The State of Indiana subsidizes the Hoosier State to run on the 4 days/week that the Cardinal does not run. There is nothing to stop an individual or collection of states and/or local governments from doing the same with the Sunset Limited. So the question then becomes which state or local government or collection of states and local governments do you feel is most likely to subsidize such a service (like Indiana does)?


----------



## Palmetto (Apr 30, 2016)

Anything is possible, I suppose, as long as there's money there to run a particular service. But you're not going to get much out of Texas if history has a lesson to learn. Things in Austin could always change, but I have my doubts.


----------



## Lonestar648 (May 12, 2016)
—————
Stated goal >>
Write the next part of the forum thread about which states or local governments might subsidize the Sunset Limited, picking up after its final line.
—————
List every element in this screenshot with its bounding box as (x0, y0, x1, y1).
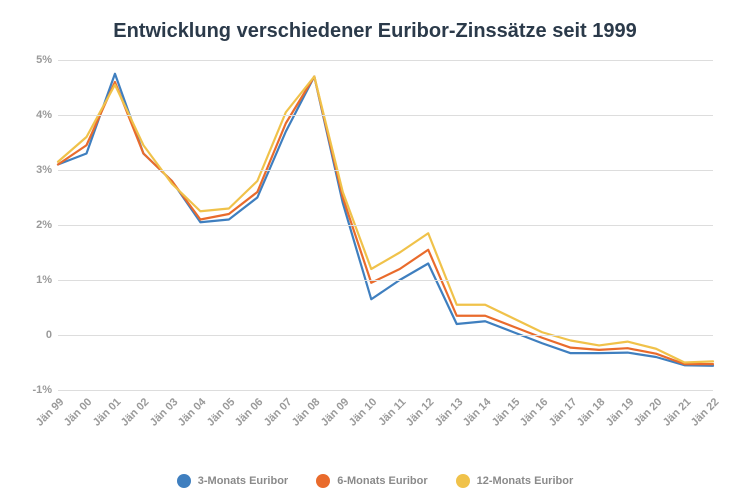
legend-item: 12-Monats Euribor (456, 474, 574, 488)
legend-item: 3-Monats Euribor (177, 474, 288, 488)
x-tick-label: Jän 08 (290, 396, 323, 429)
x-tick-label: Jän 20 (632, 396, 665, 429)
x-tick-label: Jän 19 (603, 396, 636, 429)
legend-swatch (316, 474, 330, 488)
x-tick-label: Jän 05 (205, 396, 238, 429)
legend: 3-Monats Euribor 6-Monats Euribor 12-Monat… (0, 474, 750, 488)
legend-swatch (177, 474, 191, 488)
x-tick-label: Jän 99 (34, 396, 67, 429)
gridline (58, 335, 713, 336)
x-tick-label: Jän 06 (233, 396, 266, 429)
x-tick-label: Jän 15 (489, 396, 522, 429)
gridline (58, 280, 713, 281)
series-line (58, 77, 713, 363)
y-tick-label: 0 (46, 329, 52, 341)
legend-label: 12-Monats Euribor (477, 475, 574, 487)
y-tick-label: 5% (36, 54, 52, 66)
series-line (58, 74, 713, 366)
x-tick-label: Jän 13 (432, 396, 465, 429)
series-line (58, 77, 713, 365)
x-tick-label: Jän 22 (689, 396, 722, 429)
x-tick-label: Jän 02 (119, 396, 152, 429)
y-tick-label: 2% (36, 219, 52, 231)
y-tick-label: 4% (36, 109, 52, 121)
x-tick-label: Jän 07 (262, 396, 295, 429)
x-tick-label: Jän 17 (546, 396, 579, 429)
x-tick-label: Jän 03 (148, 396, 181, 429)
y-tick-label: 3% (36, 164, 52, 176)
x-tick-label: Jän 16 (518, 396, 551, 429)
legend-item: 6-Monats Euribor (316, 474, 427, 488)
gridline (58, 115, 713, 116)
plot-area: -1%01%2%3%4%5%Jän 99Jän 00Jän 01Jän 02Jä… (58, 60, 713, 390)
x-tick-label: Jän 12 (404, 396, 437, 429)
x-tick-label: Jän 10 (347, 396, 380, 429)
legend-label: 3-Monats Euribor (198, 475, 288, 487)
x-tick-label: Jän 11 (376, 396, 408, 428)
euribor-chart: Entwicklung verschiedener Euribor-Zinssä… (0, 0, 750, 500)
gridline (58, 60, 713, 61)
chart-title: Entwicklung verschiedener Euribor-Zinssä… (0, 20, 750, 43)
x-tick-label: Jän 14 (461, 396, 494, 429)
gridline (58, 390, 713, 391)
y-tick-label: 1% (36, 274, 52, 286)
legend-label: 6-Monats Euribor (337, 475, 427, 487)
gridline (58, 170, 713, 171)
x-tick-label: Jän 18 (575, 396, 608, 429)
gridline (58, 225, 713, 226)
x-tick-label: Jän 21 (660, 396, 693, 429)
x-tick-label: Jän 01 (91, 396, 124, 429)
x-tick-label: Jän 00 (62, 396, 95, 429)
x-tick-label: Jän 09 (319, 396, 352, 429)
x-tick-label: Jän 04 (176, 396, 209, 429)
legend-swatch (456, 474, 470, 488)
y-tick-label: -1% (32, 384, 52, 396)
—————
Written answer >>
The state of Texas has a pick-up or car attitude towards transportation. Look at the mess I-35 is in going from San Antonio to Dallas, especially downtown Austin. They throw money at widening roads 10 years after the highway is a massive traffic problem. The Texas Legislature has no Rail leadership driving passenger expansion. When Kay Baily Hutchinson was a US Senator she was able to twist arms, dragging and kicking to get the Texas Eagle to be a daily train. Bottom line do not expect any funds from Texas in the next 20 years unless there is a huge benefit politically.

Probably, the best scenario would be a Daily TE CHI/LAX with a NOL connector train NOL/SAS thus eliminating the switching costs and time delays in SAS. True this would eliminate the SL, but in Congress the SL is a bad word, so maybe politically it works. Of course all depends on the new Amtrak President.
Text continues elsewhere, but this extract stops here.